## DIRECTIONS
Please reproduce every record, keeping each one exactly as written.

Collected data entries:
---------------

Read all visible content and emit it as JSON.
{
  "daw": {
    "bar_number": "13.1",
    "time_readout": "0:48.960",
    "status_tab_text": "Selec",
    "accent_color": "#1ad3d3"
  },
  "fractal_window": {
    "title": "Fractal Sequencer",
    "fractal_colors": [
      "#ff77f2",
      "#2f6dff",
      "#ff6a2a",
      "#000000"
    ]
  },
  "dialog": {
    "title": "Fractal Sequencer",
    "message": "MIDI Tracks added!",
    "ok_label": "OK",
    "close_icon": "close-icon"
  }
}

---------------

## COMPLETE RESPONSE
Read all visible content and emit it as JSON.
{
  "daw": {
    "bar_number": "13.1",
    "time_readout": "0:48.960",
    "status_tab_text": "Selec",
    "accent_color": "#1ad3d3"
  },
  "fractal_window": {
    "title": "Fractal Sequencer",
    "fractal_colors": [
      "#ff77f2",
      "#2f6dff",
      "#ff6a2a",
      "#000000"
    ]
  },
  "dialog": {
    "title": "Fractal Sequencer",
    "message": "MIDI Tracks added!",
    "ok_label": "OK",
    "close_icon": "close-icon"
  }
}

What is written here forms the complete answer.